### WHAT IS BEING ASKED
All of the material below is to be returned exactly.

──────── INPUT ────────

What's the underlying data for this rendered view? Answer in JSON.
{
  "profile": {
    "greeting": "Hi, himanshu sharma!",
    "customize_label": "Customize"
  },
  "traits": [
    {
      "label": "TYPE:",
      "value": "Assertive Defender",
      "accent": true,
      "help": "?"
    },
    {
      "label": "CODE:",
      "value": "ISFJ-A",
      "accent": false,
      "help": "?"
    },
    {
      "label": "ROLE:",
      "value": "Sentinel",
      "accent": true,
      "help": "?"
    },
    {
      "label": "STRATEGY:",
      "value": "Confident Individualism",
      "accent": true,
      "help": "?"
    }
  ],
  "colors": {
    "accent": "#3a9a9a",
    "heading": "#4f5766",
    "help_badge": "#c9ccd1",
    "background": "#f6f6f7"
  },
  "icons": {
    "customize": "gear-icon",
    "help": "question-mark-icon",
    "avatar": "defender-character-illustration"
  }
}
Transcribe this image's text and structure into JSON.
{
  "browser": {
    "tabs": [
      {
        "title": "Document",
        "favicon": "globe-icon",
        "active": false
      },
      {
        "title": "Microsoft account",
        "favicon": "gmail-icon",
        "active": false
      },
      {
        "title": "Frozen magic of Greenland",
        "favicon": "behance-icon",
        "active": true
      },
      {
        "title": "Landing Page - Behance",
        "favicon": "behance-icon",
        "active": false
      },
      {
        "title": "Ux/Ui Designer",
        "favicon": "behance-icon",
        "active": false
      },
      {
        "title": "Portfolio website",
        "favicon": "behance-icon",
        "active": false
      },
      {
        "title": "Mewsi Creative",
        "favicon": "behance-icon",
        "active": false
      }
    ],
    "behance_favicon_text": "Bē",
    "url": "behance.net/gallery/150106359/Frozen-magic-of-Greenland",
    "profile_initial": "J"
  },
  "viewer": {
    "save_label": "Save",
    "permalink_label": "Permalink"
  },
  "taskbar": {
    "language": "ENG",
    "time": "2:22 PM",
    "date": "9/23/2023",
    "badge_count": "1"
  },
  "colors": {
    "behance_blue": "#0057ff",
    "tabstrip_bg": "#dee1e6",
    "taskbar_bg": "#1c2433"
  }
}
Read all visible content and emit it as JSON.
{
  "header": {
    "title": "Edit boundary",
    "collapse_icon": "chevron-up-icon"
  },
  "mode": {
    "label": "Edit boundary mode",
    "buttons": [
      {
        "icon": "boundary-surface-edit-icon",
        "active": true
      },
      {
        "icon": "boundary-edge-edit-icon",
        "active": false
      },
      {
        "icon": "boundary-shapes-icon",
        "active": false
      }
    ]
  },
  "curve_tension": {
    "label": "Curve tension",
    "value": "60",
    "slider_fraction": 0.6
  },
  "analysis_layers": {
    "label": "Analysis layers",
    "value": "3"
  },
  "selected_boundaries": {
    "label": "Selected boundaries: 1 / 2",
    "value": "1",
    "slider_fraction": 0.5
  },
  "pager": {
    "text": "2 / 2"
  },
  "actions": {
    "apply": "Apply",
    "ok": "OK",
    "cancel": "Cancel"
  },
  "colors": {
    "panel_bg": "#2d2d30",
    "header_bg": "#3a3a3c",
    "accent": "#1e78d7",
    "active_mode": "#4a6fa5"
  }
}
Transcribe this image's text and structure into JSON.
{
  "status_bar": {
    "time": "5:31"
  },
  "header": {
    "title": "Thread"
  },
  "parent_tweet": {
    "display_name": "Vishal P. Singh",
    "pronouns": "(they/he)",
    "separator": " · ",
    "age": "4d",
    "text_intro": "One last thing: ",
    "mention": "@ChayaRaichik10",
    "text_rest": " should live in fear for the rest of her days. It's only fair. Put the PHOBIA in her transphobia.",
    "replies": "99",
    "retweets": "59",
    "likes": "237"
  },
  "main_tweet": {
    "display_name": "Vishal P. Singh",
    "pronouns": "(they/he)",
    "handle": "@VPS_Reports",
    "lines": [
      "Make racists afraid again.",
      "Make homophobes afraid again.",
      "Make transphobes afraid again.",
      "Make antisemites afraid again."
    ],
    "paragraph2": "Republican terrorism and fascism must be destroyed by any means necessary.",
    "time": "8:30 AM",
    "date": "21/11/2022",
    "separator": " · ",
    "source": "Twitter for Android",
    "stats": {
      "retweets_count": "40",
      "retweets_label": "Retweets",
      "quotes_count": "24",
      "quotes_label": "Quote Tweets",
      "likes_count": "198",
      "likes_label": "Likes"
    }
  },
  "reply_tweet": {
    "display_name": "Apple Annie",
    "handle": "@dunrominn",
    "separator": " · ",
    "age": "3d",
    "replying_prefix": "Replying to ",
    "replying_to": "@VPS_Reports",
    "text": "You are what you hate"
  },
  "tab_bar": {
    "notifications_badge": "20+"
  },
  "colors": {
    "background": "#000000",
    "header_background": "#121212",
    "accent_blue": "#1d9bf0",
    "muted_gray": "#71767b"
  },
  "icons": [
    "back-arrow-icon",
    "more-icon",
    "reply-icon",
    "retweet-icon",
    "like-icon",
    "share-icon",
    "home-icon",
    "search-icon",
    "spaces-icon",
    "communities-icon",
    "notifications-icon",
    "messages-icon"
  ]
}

────────

### CORRECT OUTPUT
What's the underlying data for this rendered view? Answer in JSON.
{
  "profile": {
    "greeting": "Hi, himanshu sharma!",
    "customize_label": "Customize"
  },
  "traits": [
    {
      "label": "TYPE:",
      "value": "Assertive Defender",
      "accent": true,
      "help": "?"
    },
    {
      "label": "CODE:",
      "value": "ISFJ-A",
      "accent": false,
      "help": "?"
    },
    {
      "label": "ROLE:",
      "value": "Sentinel",
      "accent": true,
      "help": "?"
    },
    {
      "label": "STRATEGY:",
      "value": "Confident Individualism",
      "accent": true,
      "help": "?"
    }
  ],
  "colors": {
    "accent": "#3a9a9a",
    "heading": "#4f5766",
    "help_badge": "#c9ccd1",
    "background": "#f6f6f7"
  },
  "icons": {
    "customize": "gear-icon",
    "help": "question-mark-icon",
    "avatar": "defender-character-illustration"
  }
}
Transcribe this image's text and structure into JSON.
{
  "browser": {
    "tabs": [
      {
        "title": "Document",
        "favicon": "globe-icon",
        "active": false
      },
      {
        "title": "Microsoft account",
        "favicon": "gmail-icon",
        "active": false
      },
      {
        "title": "Frozen magic of Greenland",
        "favicon": "behance-icon",
        "active": true
      },
      {
        "title": "Landing Page - Behance",
        "favicon": "behance-icon",
        "active": false
      },
      {
        "title": "Ux/Ui Designer",
        "favicon": "behance-icon",
        "active": false
      },
      {
        "title": "Portfolio website",
        "favicon": "behance-icon",
        "active": false
      },
      {
        "title": "Mewsi Creative",
        "favicon": "behance-icon",
        "active": false
      }
    ],
    "behance_favicon_text": "Bē",
    "url": "behance.net/gallery/150106359/Frozen-magic-of-Greenland",
    "profile_initial": "J"
  },
  "viewer": {
    "save_label": "Save",
    "permalink_label": "Permalink"
  },
  "taskbar": {
    "language": "ENG",
    "time": "2:22 PM",
    "date": "9/23/2023",
    "badge_count": "1"
  },
  "colors": {
    "behance_blue": "#0057ff",
    "tabstrip_bg": "#dee1e6",
    "taskbar_bg": "#1c2433"
  }
}
Read all visible content and emit it as JSON.
{
  "header": {
    "title": "Edit boundary",
    "collapse_icon": "chevron-up-icon"
  },
  "mode": {
    "label": "Edit boundary mode",
    "buttons": [
      {
        "icon": "boundary-surface-edit-icon",
        "active": true
      },
      {
        "icon": "boundary-edge-edit-icon",
        "active": false
      },
      {
        "icon": "boundary-shapes-icon",
        "active": false
      }
    ]
  },
  "curve_tension": {
    "label": "Curve tension",
    "value": "60",
    "slider_fraction": 0.6
  },
  "analysis_layers": {
    "label": "Analysis layers",
    "value": "3"
  },
  "selected_boundaries": {
    "label": "Selected boundaries: 1 / 2",
    "value": "1",
    "slider_fraction": 0.5
  },
  "pager": {
    "text": "2 / 2"
  },
  "actions": {
    "apply": "Apply",
    "ok": "OK",
    "cancel": "Cancel"
  },
  "colors": {
    "panel_bg": "#2d2d30",
    "header_bg": "#3a3a3c",
    "accent": "#1e78d7",
    "active_mode": "#4a6fa5"
  }
}
Transcribe this image's text and structure into JSON.
{
  "status_bar": {
    "time": "5:31"
  },
  "header": {
    "title": "Thread"
  },
  "parent_tweet": {
    "display_name": "Vishal P. Singh",
    "pronouns": "(they/he)",
    "separator": " · ",
    "age": "4d",
    "text_intro": "One last thing: ",
    "mention": "@ChayaRaichik10",
    "text_rest": " should live in fear for the rest of her days. It's only fair. Put the PHOBIA in her transphobia.",
    "replies": "99",
    "retweets": "59",
    "likes": "237"
  },
  "main_tweet": {
    "display_name": "Vishal P. Singh",
    "pronouns": "(they/he)",
    "handle": "@VPS_Reports",
    "lines": [
      "Make racists afraid again.",
      "Make homophobes afraid again.",
      "Make transphobes afraid again.",
      "Make antisemites afraid again."
    ],
    "paragraph2": "Republican terrorism and fascism must be destroyed by any means necessary.",
    "time": "8:30 AM",
    "date": "21/11/2022",
    "separator": " · ",
    "source": "Twitter for Android",
    "stats": {
      "retweets_count": "40",
      "retweets_label": "Retweets",
      "quotes_count": "24",
      "quotes_label": "Quote Tweets",
      "likes_count": "198",
      "likes_label": "Likes"
    }
  },
  "reply_tweet": {
    "display_name": "Apple Annie",
    "handle": "@dunrominn",
    "separator": " · ",
    "age": "3d",
    "replying_prefix": "Replying to ",
    "replying_to": "@VPS_Reports",
    "text": "You are what you hate"
  },
  "tab_bar": {
    "notifications_badge": "20+"
  },
  "colors": {
    "background": "#000000",
    "header_background": "#121212",
    "accent_blue": "#1d9bf0",
    "muted_gray": "#71767b"
  },
  "icons": [
    "back-arrow-icon",
    "more-icon",
    "reply-icon",
    "retweet-icon",
    "like-icon",
    "share-icon",
    "home-icon",
    "search-icon",
    "spaces-icon",
    "communities-icon",
    "notifications-icon",
    "messages-icon"
  ]
}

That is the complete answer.